══ Data supplied ══
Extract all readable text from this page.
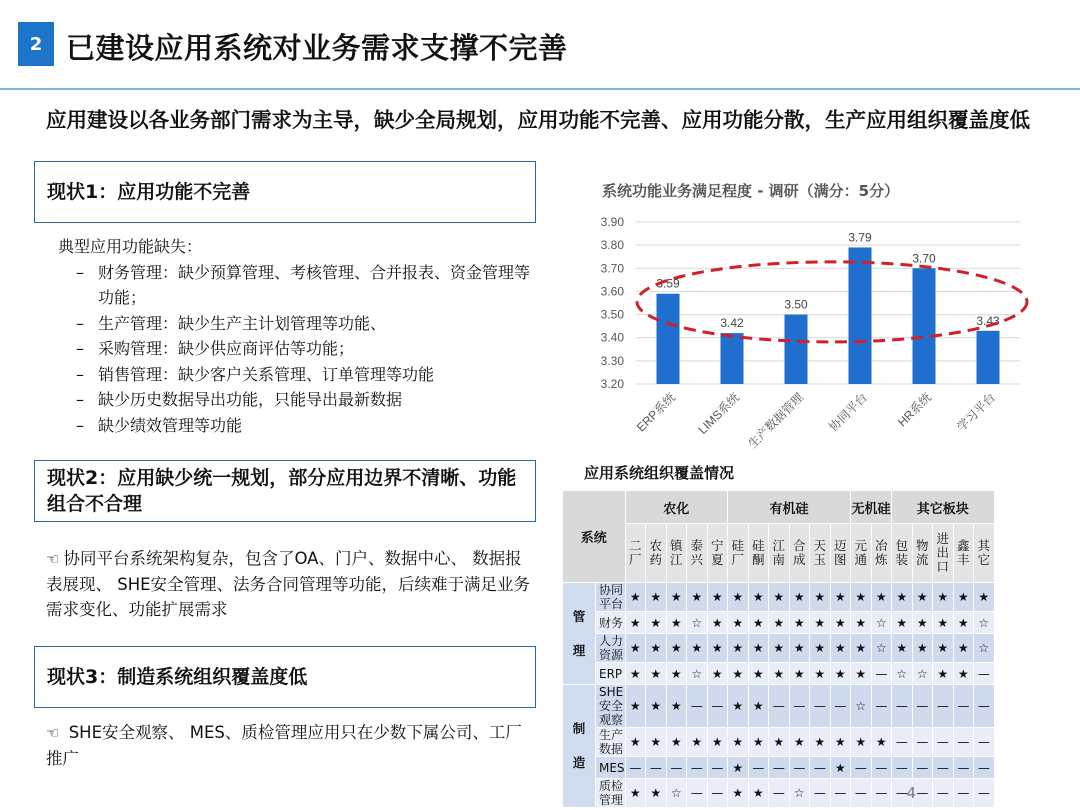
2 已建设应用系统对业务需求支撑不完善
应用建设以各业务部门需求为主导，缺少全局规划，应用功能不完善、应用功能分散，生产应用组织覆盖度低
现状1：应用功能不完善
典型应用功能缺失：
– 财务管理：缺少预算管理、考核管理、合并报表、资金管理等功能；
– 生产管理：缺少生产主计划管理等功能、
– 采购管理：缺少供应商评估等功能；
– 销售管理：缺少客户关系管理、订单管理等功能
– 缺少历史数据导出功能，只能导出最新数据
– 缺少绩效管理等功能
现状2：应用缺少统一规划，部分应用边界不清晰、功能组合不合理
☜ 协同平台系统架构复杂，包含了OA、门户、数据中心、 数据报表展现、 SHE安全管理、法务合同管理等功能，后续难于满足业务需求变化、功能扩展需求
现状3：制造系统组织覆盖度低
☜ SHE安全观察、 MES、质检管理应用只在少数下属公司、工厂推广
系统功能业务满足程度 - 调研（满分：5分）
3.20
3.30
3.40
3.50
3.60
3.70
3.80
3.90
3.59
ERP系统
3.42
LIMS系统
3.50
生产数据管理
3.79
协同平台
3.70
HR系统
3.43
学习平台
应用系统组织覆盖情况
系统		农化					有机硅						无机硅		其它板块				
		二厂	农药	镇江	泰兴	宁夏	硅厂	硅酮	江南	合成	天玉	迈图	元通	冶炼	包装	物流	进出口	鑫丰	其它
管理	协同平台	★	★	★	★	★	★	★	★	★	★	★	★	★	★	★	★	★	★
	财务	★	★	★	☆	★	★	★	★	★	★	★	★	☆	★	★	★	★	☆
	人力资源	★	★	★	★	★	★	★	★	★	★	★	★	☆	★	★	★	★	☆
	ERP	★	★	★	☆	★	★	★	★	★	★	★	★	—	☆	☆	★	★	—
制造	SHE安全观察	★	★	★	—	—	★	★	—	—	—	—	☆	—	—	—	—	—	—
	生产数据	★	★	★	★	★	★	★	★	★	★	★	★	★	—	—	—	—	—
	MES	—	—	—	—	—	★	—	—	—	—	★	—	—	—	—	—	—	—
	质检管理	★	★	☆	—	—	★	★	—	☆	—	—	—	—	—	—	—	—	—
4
═══
• _Instructions for the task_
Repeat the data exactly, dropping every picture it holds.

• _Task result_
Extract all readable text from this page.
2 已建设应用系统对业务需求支撑不完善
应用建设以各业务部门需求为主导，缺少全局规划，应用功能不完善、应用功能分散，生产应用组织覆盖度低
现状1：应用功能不完善
典型应用功能缺失：
– 财务管理：缺少预算管理、考核管理、合并报表、资金管理等功能；
– 生产管理：缺少生产主计划管理等功能、
– 采购管理：缺少供应商评估等功能；
– 销售管理：缺少客户关系管理、订单管理等功能
– 缺少历史数据导出功能，只能导出最新数据
– 缺少绩效管理等功能
现状2：应用缺少统一规划，部分应用边界不清晰、功能组合不合理
☜ 协同平台系统架构复杂，包含了OA、门户、数据中心、 数据报表展现、 SHE安全管理、法务合同管理等功能，后续难于满足业务需求变化、功能扩展需求
现状3：制造系统组织覆盖度低
☜ SHE安全观察、 MES、质检管理应用只在少数下属公司、工厂推广
系统功能业务满足程度 - 调研（满分：5分）
3.20
3.30
3.40
3.50
3.60
3.70
3.80
3.90
3.59
ERP系统
3.42
LIMS系统
3.50
生产数据管理
3.79
协同平台
3.70
HR系统
3.43
学习平台
应用系统组织覆盖情况
系统		农化					有机硅						无机硅		其它板块				
		二厂	农药	镇江	泰兴	宁夏	硅厂	硅酮	江南	合成	天玉	迈图	元通	冶炼	包装	物流	进出口	鑫丰	其它
管理	协同平台	★	★	★	★	★	★	★	★	★	★	★	★	★	★	★	★	★	★
	财务	★	★	★	☆	★	★	★	★	★	★	★	★	☆	★	★	★	★	☆
	人力资源	★	★	★	★	★	★	★	★	★	★	★	★	☆	★	★	★	★	☆
	ERP	★	★	★	☆	★	★	★	★	★	★	★	★	—	☆	☆	★	★	—
制造	SHE安全观察	★	★	★	—	—	★	★	—	—	—	—	☆	—	—	—	—	—	—
	生产数据	★	★	★	★	★	★	★	★	★	★	★	★	★	—	—	—	—	—
	MES	—	—	—	—	—	★	—	—	—	—	★	—	—	—	—	—	—	—
	质检管理	★	★	☆	—	—	★	★	—	☆	—	—	—	—	—	—	—	—	—
4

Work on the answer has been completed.